_What the task requires_.
Show all lines that include the string "tears"; copy each one.

════════

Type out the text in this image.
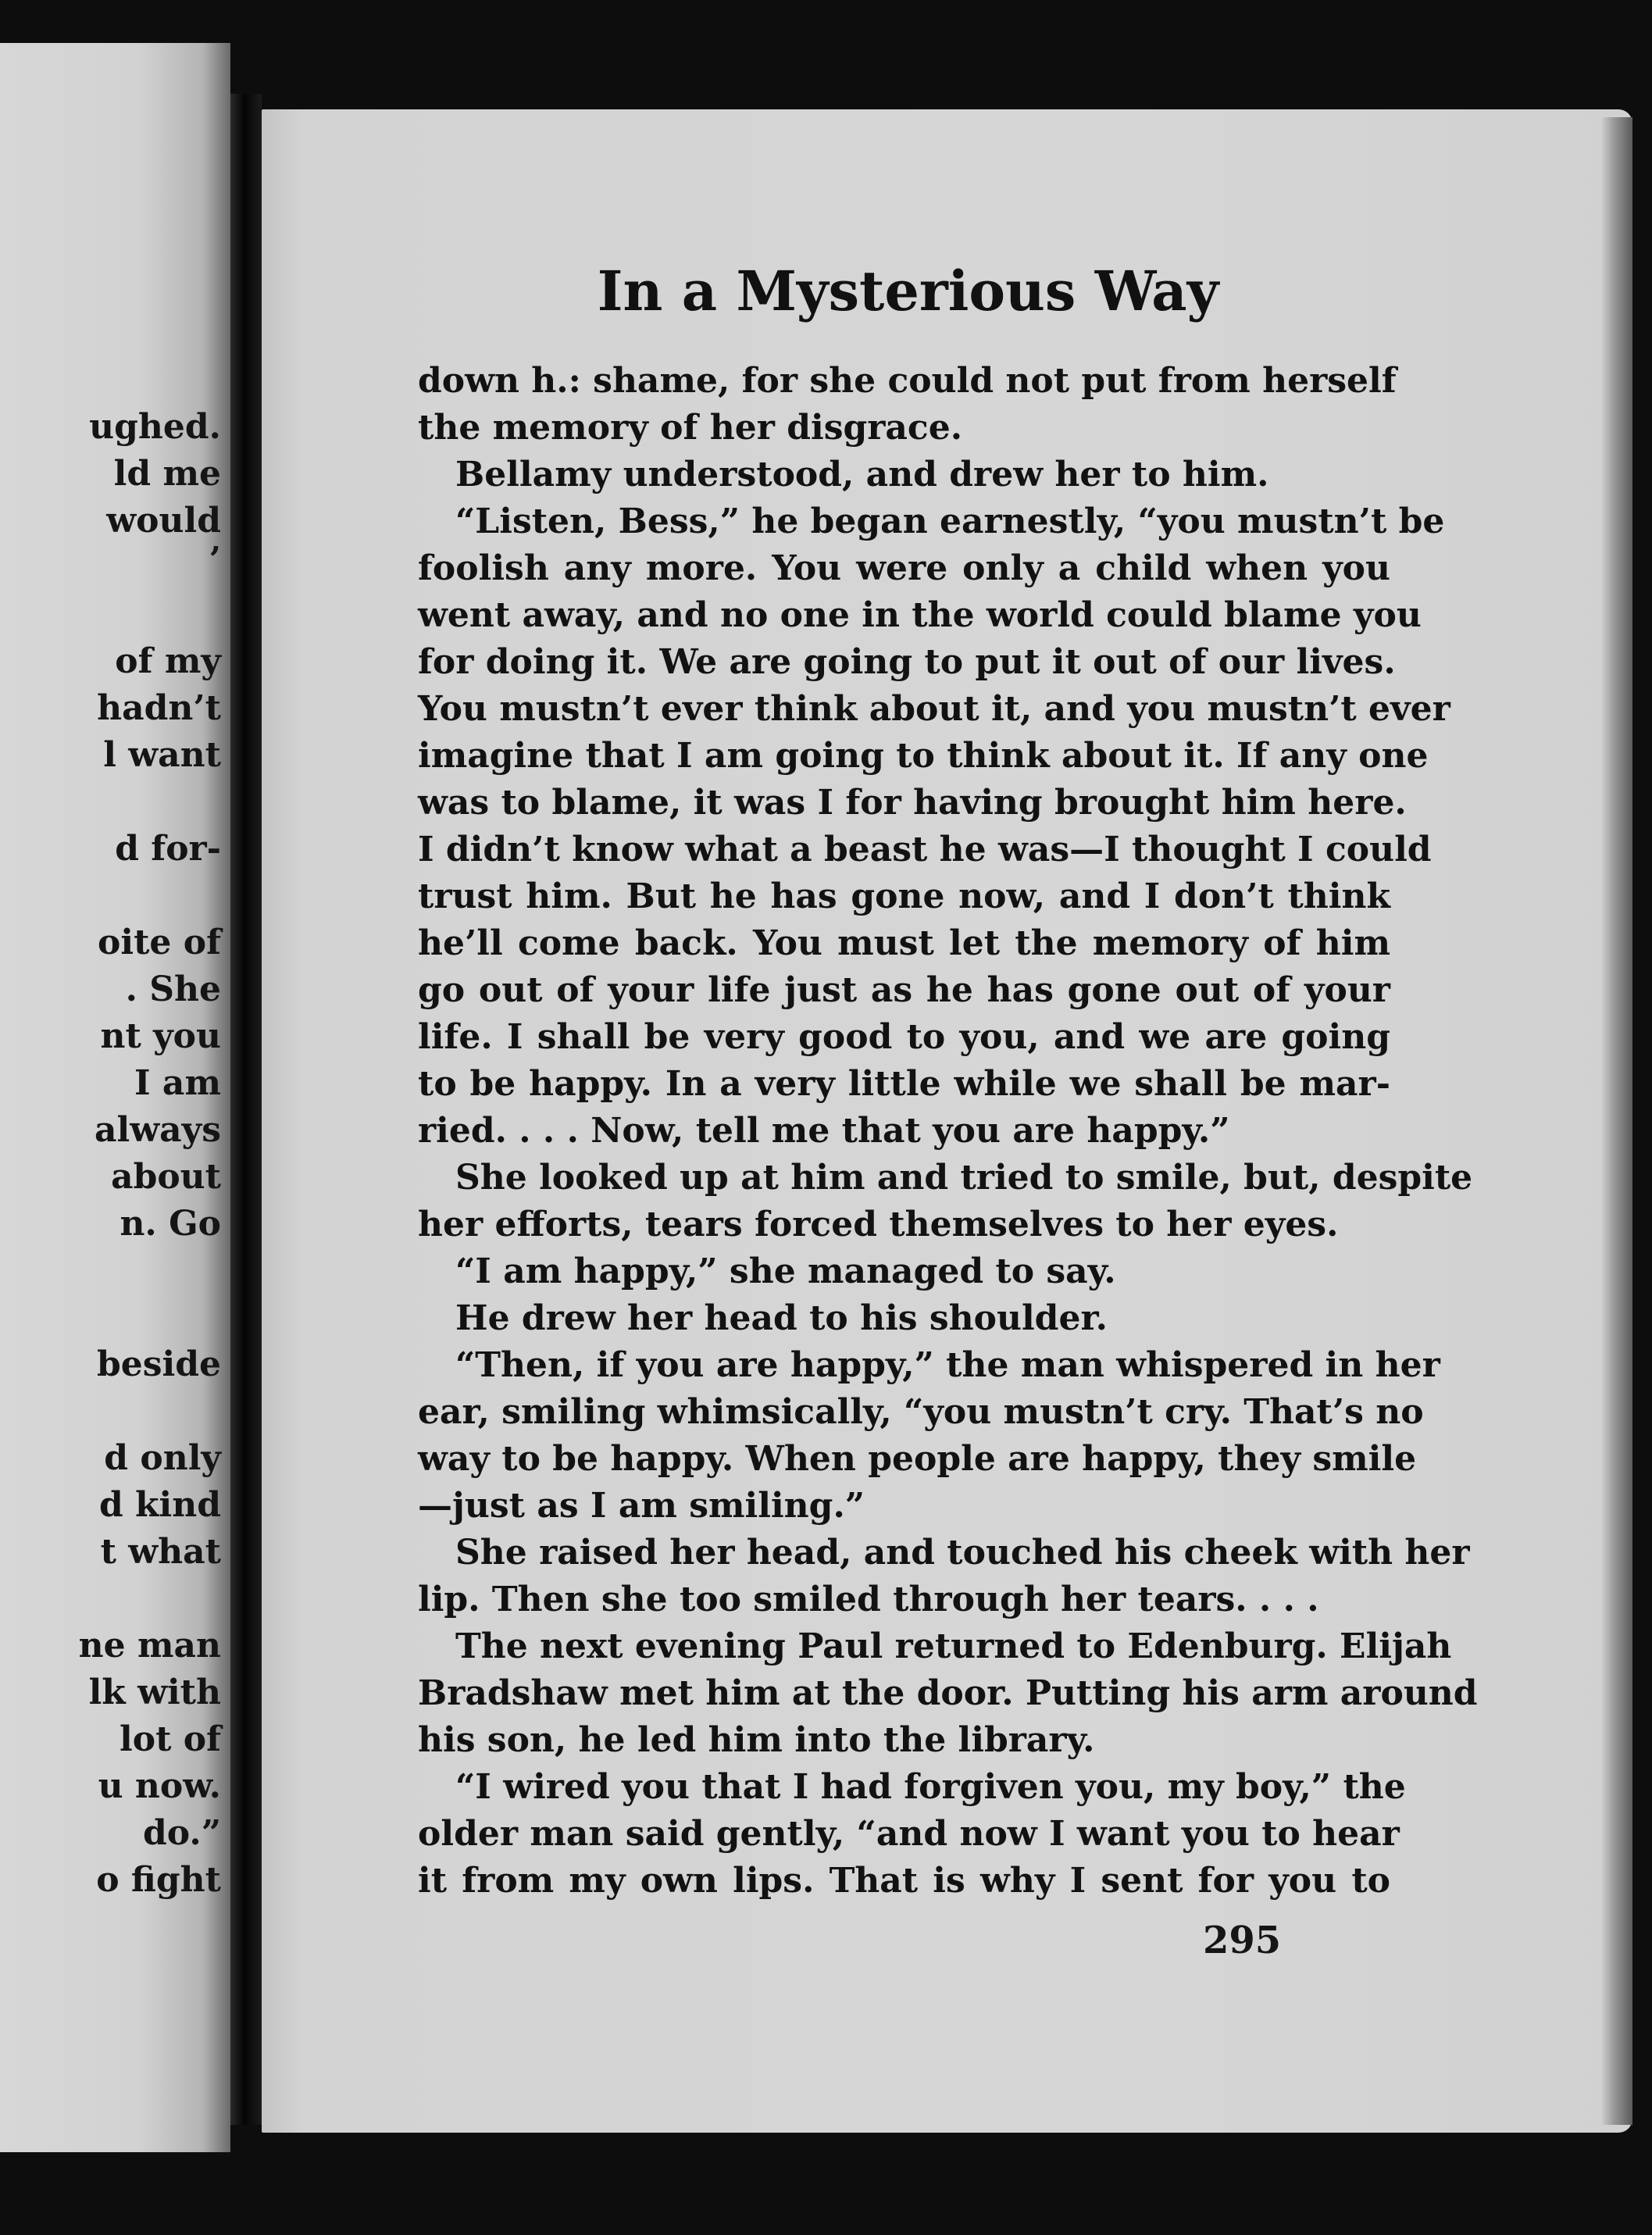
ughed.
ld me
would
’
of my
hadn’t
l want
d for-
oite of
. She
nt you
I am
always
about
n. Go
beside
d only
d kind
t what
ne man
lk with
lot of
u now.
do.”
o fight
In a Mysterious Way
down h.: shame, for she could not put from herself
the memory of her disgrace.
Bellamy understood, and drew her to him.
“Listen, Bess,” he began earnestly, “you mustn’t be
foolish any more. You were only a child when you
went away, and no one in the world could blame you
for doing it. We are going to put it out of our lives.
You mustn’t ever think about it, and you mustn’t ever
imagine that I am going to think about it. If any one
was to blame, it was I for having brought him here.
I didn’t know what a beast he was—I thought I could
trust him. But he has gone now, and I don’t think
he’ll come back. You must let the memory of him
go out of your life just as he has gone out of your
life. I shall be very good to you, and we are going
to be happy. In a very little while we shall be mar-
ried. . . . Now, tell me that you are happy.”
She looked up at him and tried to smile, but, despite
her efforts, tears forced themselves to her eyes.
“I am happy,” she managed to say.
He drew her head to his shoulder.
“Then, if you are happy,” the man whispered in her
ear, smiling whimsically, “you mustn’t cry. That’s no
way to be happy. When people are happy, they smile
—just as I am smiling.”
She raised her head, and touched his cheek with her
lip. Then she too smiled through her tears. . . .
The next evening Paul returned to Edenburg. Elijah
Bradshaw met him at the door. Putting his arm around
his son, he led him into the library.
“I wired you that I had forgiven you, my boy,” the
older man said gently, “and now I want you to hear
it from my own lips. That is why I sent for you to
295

════════

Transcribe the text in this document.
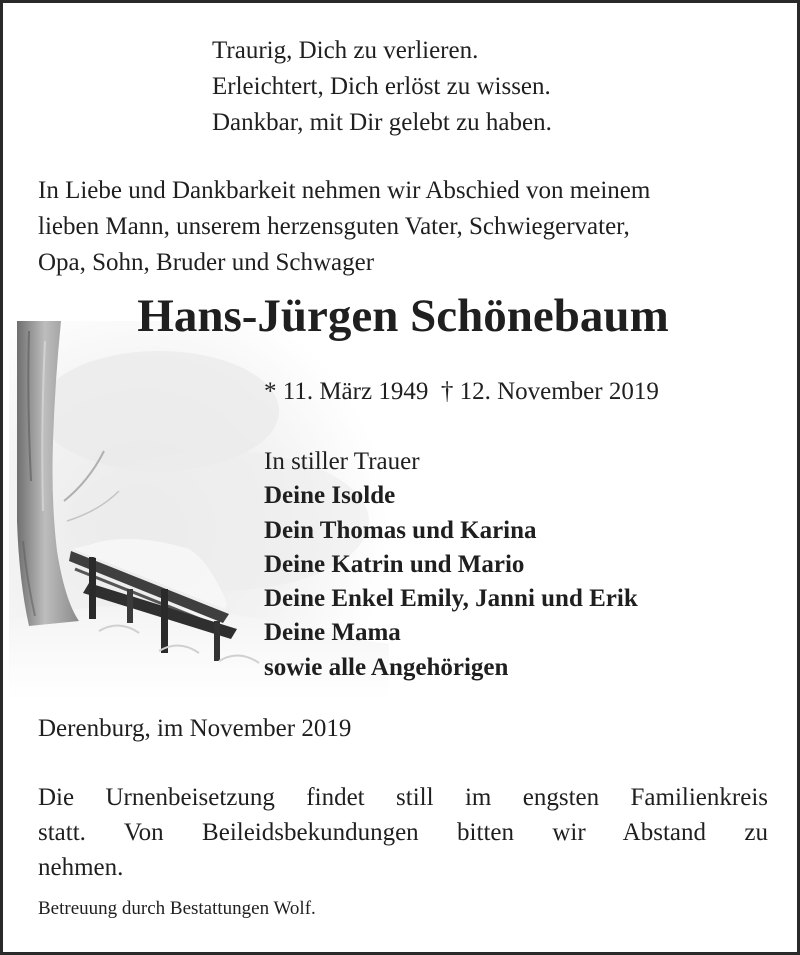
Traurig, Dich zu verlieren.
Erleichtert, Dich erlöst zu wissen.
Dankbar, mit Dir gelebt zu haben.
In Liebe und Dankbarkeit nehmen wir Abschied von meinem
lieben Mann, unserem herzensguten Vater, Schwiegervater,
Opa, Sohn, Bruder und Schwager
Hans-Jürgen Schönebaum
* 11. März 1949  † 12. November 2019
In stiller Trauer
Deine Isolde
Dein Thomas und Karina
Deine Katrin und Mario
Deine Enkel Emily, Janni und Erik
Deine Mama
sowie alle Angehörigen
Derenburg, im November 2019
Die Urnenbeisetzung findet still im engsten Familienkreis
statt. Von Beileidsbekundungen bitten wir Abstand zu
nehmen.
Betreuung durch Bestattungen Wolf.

════════

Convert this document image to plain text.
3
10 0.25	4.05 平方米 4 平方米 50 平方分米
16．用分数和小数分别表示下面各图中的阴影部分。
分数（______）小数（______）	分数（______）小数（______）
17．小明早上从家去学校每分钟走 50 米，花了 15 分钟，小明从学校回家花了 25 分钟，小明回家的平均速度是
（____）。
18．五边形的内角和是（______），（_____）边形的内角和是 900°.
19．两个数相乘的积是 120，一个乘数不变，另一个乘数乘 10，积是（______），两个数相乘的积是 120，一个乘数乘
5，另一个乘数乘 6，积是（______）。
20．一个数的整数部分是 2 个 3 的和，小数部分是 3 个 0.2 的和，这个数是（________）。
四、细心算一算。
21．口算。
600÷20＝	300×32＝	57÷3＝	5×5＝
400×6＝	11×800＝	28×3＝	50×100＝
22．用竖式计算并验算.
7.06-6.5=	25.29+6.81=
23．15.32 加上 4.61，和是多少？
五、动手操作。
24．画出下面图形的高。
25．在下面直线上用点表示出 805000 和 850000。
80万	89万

════════

_Solution to this exercise_.
her efforts, tears forced themselves to her eyes.
lip. Then she too smiled through her tears. . . .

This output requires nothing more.